Data lines ->

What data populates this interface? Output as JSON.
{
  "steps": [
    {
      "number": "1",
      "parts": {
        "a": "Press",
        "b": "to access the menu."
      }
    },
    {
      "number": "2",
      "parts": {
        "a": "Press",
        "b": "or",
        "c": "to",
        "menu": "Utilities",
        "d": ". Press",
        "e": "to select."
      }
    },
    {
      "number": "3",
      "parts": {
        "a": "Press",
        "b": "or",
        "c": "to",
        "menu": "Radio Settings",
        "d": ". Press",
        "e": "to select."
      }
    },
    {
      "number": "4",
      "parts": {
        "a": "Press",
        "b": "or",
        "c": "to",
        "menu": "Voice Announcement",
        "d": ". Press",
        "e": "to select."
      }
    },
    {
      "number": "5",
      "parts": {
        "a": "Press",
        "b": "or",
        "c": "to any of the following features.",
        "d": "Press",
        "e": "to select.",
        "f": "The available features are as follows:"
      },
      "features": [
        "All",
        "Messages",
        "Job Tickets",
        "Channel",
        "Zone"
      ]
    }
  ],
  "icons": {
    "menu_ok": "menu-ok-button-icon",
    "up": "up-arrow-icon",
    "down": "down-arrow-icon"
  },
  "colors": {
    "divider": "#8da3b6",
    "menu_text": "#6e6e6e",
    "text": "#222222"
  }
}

What you need to do -> Restate the data above word for word, please.

Reply to the task ->
What data populates this interface? Output as JSON.
{
  "steps": [
    {
      "number": "1",
      "parts": {
        "a": "Press",
        "b": "to access the menu."
      }
    },
    {
      "number": "2",
      "parts": {
        "a": "Press",
        "b": "or",
        "c": "to",
        "menu": "Utilities",
        "d": ". Press",
        "e": "to select."
      }
    },
    {
      "number": "3",
      "parts": {
        "a": "Press",
        "b": "or",
        "c": "to",
        "menu": "Radio Settings",
        "d": ". Press",
        "e": "to select."
      }
    },
    {
      "number": "4",
      "parts": {
        "a": "Press",
        "b": "or",
        "c": "to",
        "menu": "Voice Announcement",
        "d": ". Press",
        "e": "to select."
      }
    },
    {
      "number": "5",
      "parts": {
        "a": "Press",
        "b": "or",
        "c": "to any of the following features.",
        "d": "Press",
        "e": "to select.",
        "f": "The available features are as follows:"
      },
      "features": [
        "All",
        "Messages",
        "Job Tickets",
        "Channel",
        "Zone"
      ]
    }
  ],
  "icons": {
    "menu_ok": "menu-ok-button-icon",
    "up": "up-arrow-icon",
    "down": "down-arrow-icon"
  },
  "colors": {
    "divider": "#8da3b6",
    "menu_text": "#6e6e6e",
    "text": "#222222"
  }
}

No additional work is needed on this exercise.